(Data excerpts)

-*-

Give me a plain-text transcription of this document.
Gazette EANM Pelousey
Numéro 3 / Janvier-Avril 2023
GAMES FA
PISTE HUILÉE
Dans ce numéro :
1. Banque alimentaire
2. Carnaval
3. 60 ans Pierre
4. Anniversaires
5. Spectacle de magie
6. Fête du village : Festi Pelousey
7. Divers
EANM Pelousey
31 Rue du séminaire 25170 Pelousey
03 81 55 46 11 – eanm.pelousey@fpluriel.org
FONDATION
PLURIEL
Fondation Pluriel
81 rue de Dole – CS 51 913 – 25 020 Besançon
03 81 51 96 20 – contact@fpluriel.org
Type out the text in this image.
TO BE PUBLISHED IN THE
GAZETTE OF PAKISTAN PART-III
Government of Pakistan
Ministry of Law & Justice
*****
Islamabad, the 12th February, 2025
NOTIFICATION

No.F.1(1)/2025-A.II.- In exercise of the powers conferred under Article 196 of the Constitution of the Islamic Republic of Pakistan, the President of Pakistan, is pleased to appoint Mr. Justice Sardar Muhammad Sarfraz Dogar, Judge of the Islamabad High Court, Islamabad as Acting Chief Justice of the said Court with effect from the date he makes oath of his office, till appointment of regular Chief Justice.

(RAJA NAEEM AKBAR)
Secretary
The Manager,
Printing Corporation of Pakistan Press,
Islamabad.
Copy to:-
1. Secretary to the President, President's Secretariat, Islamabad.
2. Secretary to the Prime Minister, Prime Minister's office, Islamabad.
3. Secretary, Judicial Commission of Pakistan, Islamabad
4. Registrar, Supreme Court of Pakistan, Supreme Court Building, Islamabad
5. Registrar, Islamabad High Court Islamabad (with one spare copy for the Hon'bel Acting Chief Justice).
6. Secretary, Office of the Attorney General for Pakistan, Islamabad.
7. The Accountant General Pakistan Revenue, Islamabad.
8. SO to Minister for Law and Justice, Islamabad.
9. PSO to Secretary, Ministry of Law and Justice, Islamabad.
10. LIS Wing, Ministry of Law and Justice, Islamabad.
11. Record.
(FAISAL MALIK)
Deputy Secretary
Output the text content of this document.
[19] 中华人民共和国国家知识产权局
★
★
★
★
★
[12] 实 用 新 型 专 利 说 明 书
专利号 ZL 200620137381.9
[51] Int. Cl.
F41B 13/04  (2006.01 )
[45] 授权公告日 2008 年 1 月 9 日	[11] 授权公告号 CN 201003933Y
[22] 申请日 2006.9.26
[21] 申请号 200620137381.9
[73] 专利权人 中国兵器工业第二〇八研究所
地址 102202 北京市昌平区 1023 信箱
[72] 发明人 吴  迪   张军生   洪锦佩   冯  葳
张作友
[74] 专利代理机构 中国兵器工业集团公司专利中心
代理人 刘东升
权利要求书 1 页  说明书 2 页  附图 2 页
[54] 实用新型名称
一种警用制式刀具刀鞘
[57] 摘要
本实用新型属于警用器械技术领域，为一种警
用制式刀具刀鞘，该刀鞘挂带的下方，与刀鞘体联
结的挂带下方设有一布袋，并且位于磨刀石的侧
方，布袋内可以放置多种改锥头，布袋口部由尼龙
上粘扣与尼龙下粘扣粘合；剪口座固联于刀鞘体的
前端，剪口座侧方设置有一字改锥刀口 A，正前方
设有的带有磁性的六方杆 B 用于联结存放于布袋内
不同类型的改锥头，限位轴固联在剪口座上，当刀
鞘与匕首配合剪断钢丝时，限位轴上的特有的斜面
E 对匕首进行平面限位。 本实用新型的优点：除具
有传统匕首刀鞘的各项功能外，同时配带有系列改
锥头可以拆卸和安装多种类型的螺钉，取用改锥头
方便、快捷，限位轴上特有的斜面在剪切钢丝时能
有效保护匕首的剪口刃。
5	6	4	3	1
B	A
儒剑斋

-*-

OBJECTIVE:
Transcribe every entry exactly.

FULL ANSWER:
Give me a plain-text transcription of this document.
Gazette EANM Pelousey
Numéro 3 / Janvier-Avril 2023
GAMES FA
PISTE HUILÉE
Dans ce numéro :
1. Banque alimentaire
2. Carnaval
3. 60 ans Pierre
4. Anniversaires
5. Spectacle de magie
6. Fête du village : Festi Pelousey
7. Divers
EANM Pelousey
31 Rue du séminaire 25170 Pelousey
03 81 55 46 11 – eanm.pelousey@fpluriel.org
FONDATION
PLURIEL
Fondation Pluriel
81 rue de Dole – CS 51 913 – 25 020 Besançon
03 81 51 96 20 – contact@fpluriel.org
Type out the text in this image.
TO BE PUBLISHED IN THE
GAZETTE OF PAKISTAN PART-III
Government of Pakistan
Ministry of Law & Justice
*****
Islamabad, the 12th February, 2025
NOTIFICATION

No.F.1(1)/2025-A.II.- In exercise of the powers conferred under Article 196 of the Constitution of the Islamic Republic of Pakistan, the President of Pakistan, is pleased to appoint Mr. Justice Sardar Muhammad Sarfraz Dogar, Judge of the Islamabad High Court, Islamabad as Acting Chief Justice of the said Court with effect from the date he makes oath of his office, till appointment of regular Chief Justice.

(RAJA NAEEM AKBAR)
Secretary
The Manager,
Printing Corporation of Pakistan Press,
Islamabad.
Copy to:-
1. Secretary to the President, President's Secretariat, Islamabad.
2. Secretary to the Prime Minister, Prime Minister's office, Islamabad.
3. Secretary, Judicial Commission of Pakistan, Islamabad
4. Registrar, Supreme Court of Pakistan, Supreme Court Building, Islamabad
5. Registrar, Islamabad High Court Islamabad (with one spare copy for the Hon'bel Acting Chief Justice).
6. Secretary, Office of the Attorney General for Pakistan, Islamabad.
7. The Accountant General Pakistan Revenue, Islamabad.
8. SO to Minister for Law and Justice, Islamabad.
9. PSO to Secretary, Ministry of Law and Justice, Islamabad.
10. LIS Wing, Ministry of Law and Justice, Islamabad.
11. Record.
(FAISAL MALIK)
Deputy Secretary
Output the text content of this document.
[19] 中华人民共和国国家知识产权局
★
★
★
★
★
[12] 实 用 新 型 专 利 说 明 书
专利号 ZL 200620137381.9
[51] Int. Cl.
F41B 13/04  (2006.01 )
[45] 授权公告日 2008 年 1 月 9 日	[11] 授权公告号 CN 201003933Y
[22] 申请日 2006.9.26
[21] 申请号 200620137381.9
[73] 专利权人 中国兵器工业第二〇八研究所
地址 102202 北京市昌平区 1023 信箱
[72] 发明人 吴  迪   张军生   洪锦佩   冯  葳
张作友
[74] 专利代理机构 中国兵器工业集团公司专利中心
代理人 刘东升
权利要求书 1 页  说明书 2 页  附图 2 页
[54] 实用新型名称
一种警用制式刀具刀鞘
[57] 摘要
本实用新型属于警用器械技术领域，为一种警
用制式刀具刀鞘，该刀鞘挂带的下方，与刀鞘体联
结的挂带下方设有一布袋，并且位于磨刀石的侧
方，布袋内可以放置多种改锥头，布袋口部由尼龙
上粘扣与尼龙下粘扣粘合；剪口座固联于刀鞘体的
前端，剪口座侧方设置有一字改锥刀口 A，正前方
设有的带有磁性的六方杆 B 用于联结存放于布袋内
不同类型的改锥头，限位轴固联在剪口座上，当刀
鞘与匕首配合剪断钢丝时，限位轴上的特有的斜面
E 对匕首进行平面限位。 本实用新型的优点：除具
有传统匕首刀鞘的各项功能外，同时配带有系列改
锥头可以拆卸和安装多种类型的螺钉，取用改锥头
方便、快捷，限位轴上特有的斜面在剪切钢丝时能
有效保护匕首的剪口刃。
5	6	4	3	1
B	A
儒剑斋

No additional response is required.